++++ RECORDS TO USE

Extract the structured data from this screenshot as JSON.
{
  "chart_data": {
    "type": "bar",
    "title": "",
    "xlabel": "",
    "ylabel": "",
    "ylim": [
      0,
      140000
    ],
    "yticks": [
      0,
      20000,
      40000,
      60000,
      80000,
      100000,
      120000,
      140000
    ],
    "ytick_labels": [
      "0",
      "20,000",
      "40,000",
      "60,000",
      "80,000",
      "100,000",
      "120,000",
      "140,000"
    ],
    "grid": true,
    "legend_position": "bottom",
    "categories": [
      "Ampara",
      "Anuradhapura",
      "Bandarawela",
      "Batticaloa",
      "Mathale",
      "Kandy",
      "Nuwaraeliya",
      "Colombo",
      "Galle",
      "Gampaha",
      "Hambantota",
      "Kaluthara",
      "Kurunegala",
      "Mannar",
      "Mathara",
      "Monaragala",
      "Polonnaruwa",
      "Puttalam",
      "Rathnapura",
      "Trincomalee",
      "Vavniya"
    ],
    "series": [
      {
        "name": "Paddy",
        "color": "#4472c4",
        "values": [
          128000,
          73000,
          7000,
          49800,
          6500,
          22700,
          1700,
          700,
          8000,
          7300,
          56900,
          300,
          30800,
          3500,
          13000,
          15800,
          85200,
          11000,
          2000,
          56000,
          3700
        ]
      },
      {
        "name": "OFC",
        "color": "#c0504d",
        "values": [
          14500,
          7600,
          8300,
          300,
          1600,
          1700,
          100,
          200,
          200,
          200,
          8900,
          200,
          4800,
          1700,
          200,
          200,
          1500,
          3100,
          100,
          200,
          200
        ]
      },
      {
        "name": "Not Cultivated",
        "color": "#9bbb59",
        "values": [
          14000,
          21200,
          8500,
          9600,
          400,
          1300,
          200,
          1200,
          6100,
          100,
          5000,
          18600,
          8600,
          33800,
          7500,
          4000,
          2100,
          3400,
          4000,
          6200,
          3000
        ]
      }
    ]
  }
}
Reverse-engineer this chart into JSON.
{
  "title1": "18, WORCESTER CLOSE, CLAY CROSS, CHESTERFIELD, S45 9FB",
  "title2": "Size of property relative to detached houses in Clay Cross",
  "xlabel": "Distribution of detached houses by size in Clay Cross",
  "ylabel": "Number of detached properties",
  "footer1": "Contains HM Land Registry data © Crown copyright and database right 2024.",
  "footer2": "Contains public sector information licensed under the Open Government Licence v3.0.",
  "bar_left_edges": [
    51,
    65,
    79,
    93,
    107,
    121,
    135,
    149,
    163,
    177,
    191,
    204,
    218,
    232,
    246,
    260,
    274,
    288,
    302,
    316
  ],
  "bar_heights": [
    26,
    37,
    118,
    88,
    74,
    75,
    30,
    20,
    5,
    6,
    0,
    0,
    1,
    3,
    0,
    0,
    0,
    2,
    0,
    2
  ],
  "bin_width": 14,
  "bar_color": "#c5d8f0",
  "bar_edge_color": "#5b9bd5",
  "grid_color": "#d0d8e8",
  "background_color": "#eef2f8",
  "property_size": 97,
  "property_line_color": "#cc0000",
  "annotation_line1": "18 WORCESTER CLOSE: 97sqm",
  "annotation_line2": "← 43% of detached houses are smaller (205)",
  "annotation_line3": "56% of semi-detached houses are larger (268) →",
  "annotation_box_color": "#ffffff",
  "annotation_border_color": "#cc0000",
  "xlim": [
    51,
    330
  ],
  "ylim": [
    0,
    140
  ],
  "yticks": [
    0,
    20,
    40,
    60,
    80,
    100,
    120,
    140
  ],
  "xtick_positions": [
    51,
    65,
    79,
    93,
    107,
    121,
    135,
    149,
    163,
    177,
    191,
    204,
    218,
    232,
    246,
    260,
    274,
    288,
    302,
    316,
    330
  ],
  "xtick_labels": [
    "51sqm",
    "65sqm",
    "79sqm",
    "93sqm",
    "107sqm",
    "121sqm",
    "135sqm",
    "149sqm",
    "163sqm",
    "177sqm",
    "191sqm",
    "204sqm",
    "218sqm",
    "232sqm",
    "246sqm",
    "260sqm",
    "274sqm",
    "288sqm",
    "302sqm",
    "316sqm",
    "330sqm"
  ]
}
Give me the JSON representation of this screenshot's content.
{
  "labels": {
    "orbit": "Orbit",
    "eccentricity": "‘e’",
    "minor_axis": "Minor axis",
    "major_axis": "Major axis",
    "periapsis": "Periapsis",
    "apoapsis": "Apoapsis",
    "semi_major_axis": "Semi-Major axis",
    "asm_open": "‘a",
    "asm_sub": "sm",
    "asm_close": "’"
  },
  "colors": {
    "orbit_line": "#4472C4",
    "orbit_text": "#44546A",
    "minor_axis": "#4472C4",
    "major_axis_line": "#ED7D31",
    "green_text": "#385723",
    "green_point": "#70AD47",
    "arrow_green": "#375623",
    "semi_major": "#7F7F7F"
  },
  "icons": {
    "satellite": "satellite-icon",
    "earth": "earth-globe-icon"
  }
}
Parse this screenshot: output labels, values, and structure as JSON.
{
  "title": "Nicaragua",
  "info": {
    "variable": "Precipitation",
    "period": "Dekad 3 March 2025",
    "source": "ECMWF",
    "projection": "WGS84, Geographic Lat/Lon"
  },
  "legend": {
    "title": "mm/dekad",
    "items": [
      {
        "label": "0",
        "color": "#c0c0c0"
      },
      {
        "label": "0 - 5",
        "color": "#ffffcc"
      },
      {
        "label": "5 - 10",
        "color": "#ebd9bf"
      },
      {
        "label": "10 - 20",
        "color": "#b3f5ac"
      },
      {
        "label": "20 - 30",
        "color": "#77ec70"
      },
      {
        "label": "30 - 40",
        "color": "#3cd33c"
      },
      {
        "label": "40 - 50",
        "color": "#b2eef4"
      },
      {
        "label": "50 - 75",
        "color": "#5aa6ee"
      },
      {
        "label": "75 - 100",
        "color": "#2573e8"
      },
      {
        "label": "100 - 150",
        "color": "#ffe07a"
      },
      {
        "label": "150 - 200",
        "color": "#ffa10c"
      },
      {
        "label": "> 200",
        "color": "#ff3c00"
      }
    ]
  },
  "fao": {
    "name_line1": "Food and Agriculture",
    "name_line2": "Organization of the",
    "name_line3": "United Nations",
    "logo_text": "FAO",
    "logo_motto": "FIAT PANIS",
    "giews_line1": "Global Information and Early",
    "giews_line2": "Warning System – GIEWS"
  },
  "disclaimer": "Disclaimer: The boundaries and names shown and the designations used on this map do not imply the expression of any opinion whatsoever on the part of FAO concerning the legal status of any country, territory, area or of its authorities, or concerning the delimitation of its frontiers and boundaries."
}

++++++++

> WHAT NEEDS TO BE DONE: Give solely the number of lines in the data that contain the string "Contains".

> RESPONSE: 2